» **WORK TO COMPLETE**
Across the entries below, how many lines contain the string "cdot"? Give only the count.

------ MATERIALS PROVIDED ------

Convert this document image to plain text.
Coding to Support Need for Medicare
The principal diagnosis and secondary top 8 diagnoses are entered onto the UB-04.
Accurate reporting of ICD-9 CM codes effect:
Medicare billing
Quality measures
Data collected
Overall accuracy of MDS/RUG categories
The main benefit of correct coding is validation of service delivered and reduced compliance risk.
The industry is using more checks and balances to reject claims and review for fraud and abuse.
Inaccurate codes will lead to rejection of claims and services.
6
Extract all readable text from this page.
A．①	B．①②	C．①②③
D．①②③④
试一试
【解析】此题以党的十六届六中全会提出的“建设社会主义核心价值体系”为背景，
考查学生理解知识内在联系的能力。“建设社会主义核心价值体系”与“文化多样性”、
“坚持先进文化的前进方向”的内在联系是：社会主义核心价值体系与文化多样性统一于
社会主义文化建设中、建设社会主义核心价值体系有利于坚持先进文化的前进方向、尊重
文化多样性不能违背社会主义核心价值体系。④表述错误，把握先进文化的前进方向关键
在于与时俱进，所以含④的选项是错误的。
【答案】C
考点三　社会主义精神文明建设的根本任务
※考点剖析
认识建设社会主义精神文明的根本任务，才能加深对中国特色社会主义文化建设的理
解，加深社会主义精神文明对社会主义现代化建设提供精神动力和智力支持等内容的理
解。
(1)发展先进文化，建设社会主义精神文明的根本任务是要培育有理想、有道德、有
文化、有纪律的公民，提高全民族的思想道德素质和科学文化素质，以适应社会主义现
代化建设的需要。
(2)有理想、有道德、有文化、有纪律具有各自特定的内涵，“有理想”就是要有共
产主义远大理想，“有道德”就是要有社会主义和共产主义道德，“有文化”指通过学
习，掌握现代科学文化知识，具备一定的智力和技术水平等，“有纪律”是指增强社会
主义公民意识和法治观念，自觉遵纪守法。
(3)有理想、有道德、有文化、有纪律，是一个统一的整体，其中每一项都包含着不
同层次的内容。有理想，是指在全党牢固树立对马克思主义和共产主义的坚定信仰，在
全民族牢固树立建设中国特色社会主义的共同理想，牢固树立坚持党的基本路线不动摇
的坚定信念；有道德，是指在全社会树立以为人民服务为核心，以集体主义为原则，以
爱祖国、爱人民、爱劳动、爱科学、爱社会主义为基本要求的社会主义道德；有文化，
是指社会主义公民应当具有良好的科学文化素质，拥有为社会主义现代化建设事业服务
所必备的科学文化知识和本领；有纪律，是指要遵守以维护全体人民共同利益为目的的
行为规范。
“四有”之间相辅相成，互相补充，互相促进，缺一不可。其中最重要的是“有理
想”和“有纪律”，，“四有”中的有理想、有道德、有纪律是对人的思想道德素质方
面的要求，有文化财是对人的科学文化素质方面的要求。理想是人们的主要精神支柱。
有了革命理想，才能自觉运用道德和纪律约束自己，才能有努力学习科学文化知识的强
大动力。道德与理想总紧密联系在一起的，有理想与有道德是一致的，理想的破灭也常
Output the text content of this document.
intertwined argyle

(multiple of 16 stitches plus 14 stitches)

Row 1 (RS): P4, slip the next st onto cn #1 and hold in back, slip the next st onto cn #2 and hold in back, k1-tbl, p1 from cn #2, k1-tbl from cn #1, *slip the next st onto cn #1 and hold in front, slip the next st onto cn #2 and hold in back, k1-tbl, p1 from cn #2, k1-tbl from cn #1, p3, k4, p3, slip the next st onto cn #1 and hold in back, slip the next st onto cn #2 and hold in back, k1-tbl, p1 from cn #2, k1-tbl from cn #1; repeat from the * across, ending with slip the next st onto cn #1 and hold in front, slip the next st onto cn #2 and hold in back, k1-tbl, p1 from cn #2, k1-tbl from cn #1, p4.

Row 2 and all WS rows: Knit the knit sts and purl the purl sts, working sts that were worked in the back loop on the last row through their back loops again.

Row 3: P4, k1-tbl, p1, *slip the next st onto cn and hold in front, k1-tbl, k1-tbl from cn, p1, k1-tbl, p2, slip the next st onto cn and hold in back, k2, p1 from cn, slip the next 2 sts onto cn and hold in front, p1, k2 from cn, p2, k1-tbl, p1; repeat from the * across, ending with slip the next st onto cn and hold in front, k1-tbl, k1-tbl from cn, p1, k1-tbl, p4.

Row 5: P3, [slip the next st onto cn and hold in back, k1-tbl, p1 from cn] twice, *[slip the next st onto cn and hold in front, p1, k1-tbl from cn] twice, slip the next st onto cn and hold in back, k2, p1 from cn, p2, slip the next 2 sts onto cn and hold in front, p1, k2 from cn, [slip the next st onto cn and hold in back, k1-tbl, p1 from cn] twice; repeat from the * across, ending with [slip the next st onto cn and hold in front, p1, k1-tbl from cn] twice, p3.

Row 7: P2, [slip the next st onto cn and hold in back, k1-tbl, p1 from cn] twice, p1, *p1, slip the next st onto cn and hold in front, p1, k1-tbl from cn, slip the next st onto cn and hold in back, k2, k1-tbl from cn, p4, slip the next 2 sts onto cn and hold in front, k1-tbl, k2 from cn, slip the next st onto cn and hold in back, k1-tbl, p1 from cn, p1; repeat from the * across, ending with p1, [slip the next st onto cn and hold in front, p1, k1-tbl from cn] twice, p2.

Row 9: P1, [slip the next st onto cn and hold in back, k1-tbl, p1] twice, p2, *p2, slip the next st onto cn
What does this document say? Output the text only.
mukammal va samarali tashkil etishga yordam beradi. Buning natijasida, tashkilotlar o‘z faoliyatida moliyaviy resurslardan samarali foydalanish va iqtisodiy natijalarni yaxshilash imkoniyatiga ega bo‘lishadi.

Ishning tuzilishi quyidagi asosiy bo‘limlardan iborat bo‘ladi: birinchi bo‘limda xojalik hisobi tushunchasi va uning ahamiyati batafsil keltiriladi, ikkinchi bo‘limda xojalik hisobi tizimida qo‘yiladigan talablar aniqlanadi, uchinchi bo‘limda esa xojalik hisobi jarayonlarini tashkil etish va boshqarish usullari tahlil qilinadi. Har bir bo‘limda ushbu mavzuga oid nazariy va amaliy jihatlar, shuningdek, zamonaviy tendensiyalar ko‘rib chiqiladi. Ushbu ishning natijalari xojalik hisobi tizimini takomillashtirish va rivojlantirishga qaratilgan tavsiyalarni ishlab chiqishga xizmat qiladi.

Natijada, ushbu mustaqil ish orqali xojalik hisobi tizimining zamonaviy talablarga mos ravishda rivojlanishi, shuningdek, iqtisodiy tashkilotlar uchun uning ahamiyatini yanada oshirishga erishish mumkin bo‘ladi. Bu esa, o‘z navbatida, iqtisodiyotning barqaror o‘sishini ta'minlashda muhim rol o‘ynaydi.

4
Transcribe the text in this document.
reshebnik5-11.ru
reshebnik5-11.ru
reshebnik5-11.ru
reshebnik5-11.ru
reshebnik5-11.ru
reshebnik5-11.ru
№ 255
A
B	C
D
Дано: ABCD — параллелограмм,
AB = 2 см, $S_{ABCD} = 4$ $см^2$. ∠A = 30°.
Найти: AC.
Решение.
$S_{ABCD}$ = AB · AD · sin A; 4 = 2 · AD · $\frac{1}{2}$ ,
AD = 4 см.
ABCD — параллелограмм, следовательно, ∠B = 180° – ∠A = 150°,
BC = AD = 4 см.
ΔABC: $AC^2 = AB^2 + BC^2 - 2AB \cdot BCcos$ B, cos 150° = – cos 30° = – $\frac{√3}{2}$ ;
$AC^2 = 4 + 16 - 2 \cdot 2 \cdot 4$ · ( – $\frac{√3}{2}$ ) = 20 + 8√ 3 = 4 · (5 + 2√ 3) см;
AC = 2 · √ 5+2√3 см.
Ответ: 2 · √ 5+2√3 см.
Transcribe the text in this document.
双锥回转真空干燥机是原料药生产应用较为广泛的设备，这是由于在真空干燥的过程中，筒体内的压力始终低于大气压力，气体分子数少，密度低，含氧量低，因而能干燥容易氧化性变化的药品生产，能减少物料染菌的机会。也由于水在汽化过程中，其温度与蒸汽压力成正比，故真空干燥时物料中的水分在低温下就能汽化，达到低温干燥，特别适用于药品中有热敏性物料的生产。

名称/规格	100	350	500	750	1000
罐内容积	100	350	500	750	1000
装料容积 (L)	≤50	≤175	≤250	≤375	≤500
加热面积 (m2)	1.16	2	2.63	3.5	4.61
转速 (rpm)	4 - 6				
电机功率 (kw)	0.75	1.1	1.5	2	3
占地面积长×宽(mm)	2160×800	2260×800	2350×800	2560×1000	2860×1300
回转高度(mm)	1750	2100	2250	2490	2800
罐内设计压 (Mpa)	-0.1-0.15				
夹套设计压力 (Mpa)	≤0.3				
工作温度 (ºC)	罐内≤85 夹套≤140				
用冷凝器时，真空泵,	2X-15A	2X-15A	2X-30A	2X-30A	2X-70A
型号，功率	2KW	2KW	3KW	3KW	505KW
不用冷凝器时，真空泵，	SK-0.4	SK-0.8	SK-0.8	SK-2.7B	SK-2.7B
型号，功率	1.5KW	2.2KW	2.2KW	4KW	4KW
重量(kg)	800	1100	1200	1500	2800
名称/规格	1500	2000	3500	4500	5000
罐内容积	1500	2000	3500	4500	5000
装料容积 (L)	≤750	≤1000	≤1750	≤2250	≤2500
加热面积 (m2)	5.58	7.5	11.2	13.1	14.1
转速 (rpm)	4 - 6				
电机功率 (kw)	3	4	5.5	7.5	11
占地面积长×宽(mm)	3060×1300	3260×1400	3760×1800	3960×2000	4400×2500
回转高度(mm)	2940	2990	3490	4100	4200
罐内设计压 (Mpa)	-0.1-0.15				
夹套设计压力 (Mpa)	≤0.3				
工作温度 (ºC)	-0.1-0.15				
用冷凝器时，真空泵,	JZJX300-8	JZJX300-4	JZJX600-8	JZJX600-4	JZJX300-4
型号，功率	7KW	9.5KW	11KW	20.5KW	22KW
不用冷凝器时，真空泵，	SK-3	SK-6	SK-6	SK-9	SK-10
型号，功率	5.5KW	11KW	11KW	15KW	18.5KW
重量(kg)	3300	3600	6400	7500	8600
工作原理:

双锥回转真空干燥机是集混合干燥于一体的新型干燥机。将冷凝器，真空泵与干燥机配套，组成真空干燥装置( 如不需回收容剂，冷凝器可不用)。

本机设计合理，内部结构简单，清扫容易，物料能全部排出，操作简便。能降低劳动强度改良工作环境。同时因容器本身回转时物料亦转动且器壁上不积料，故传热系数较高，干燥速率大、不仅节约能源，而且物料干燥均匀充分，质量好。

------

» **RESPONSE TO THIS TASK**
2